• Stated task 1:
Answer these questions about the thread below, which discusses mac_len handling in the Linux bridge:
(a) On which path is mac_len said to be set, and on which is it usually not set?
(b) Which configuration option is called "the right step"?
(c) After the header reset in br_dev_xmit(), what values are given for mac_len and mac_header_len?
• Stated task 2:
In the thread below on mac_len handling in the Linux bridge, condense the paragraph beginning "Typical bridge in the networking industry" into a short bulleted list that keeps its main facts.

-------- Selection --------

IIRC, mac_len is only set on Rx, while on Tx it usually isn't. More below.

> Maybe somewhere early in the egress path we should set skb->mac_len to
> dev->hard_header_len, and then use skb->mac_len consistently, and
> consider that part of the skb (and not arbitrarily consider ETH_HLEN to
> be part of the skb in bridge).
> 
> (This almost tempts me to actually try to implement the hypothetical SKB
> scheme I described above, just so it's easier to understand what part
> does what ... and to find where the issues like this occur)
> 

Interesting idea.

>> Typical bridge in the networking industry is a device that
>> does forwarding based on L2. Which includes vlans.
>> And imo that's the most appropriate way of configuring and thinking
>> about bridge functionality.
>> Whereas in the kernel there is a 'vlan' netdevice that 'eats'
>> vlan tag and pretends that the rest is the same.
>> So linux bridge kinda doesn't need to be vlan aware.
>> CONFIG_BRIDGE_VLAN_FILTERING was the right step, but I haven't
>> seen it being used and I'm not sure about state of things there.
> 
> I think that ends up being a question of semantics. You can consider an
> "industry bridge" that you describe to be a combination of VLAN and
> bridge netdevs, and so it's just a question of what exactly you consider
> a "bridge" - does it have to be a single netdev or not.
> 
>> So your option 1 above is imo the best. The bridge needs to deal
>> with skb->mac_len and full L2 header.
> 
> Yeah, I guess. We're back to square 1 ;-)
> 
> I'm not even sure I understand the bug that Nikolay described, because
> br_dev_xmit() does:
> 
>         skb_reset_mac_header(skb);
>         eth = eth_hdr(skb);
>         skb_pull(skb, ETH_HLEN);
> 
> so after this we *do* end up with an SKB that has mac_len == ETH_HLEN,
> if it was transmitted out the bridge netdev itself, and thus how would
> the bug happen?
> 

I said *mac_len*. :) The above sets mac_header, at that point you'll have
the following values: mac_len = 0, mac_header_len = 14 (skb_mac_header_len
uses network_header - mac_header which is set there), but that is easy
to overcome and if you do go down the path of consistently using and updating
mac_len it should work.

Cheers,
 Nik

> Thanks,
> johannes
>

-------- Source excerpt --------

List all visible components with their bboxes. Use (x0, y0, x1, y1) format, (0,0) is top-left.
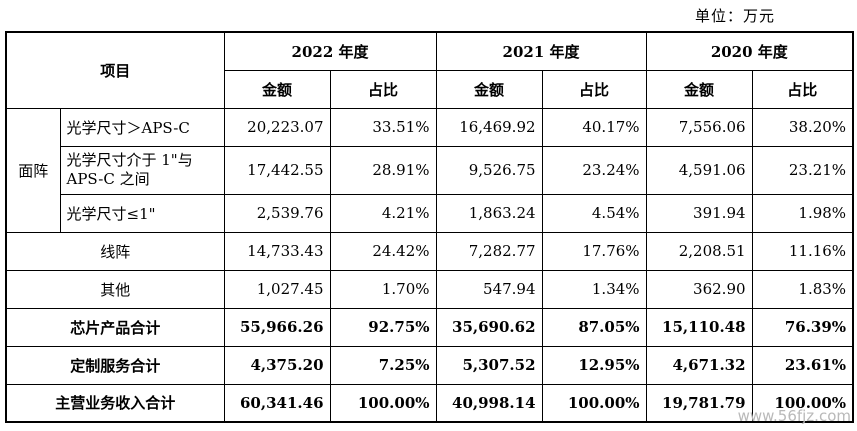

--------

• Exercise answer 1:
(a) It is set on Rx, and usually not on Tx.
(b) CONFIG_BRIDGE_VLAN_FILTERING.
(c) mac_len = 0 and mac_header_len = 14.

• Exercise answer 2:
- In the networking industry, a typical bridge forwards traffic based on L2, VLANs included. In the writer's opinion, this is the most appropriate way to configure and think about bridge functionality.
- The kernel instead has a "vlan" netdevice that consumes the VLAN tag and treats the rest as unchanged. As a result, the Linux bridge does not really need to be VLAN-aware.
- CONFIG_BRIDGE_VLAN_FILTERING was the right step. However, the writer has not seen it used and is unsure of its current state.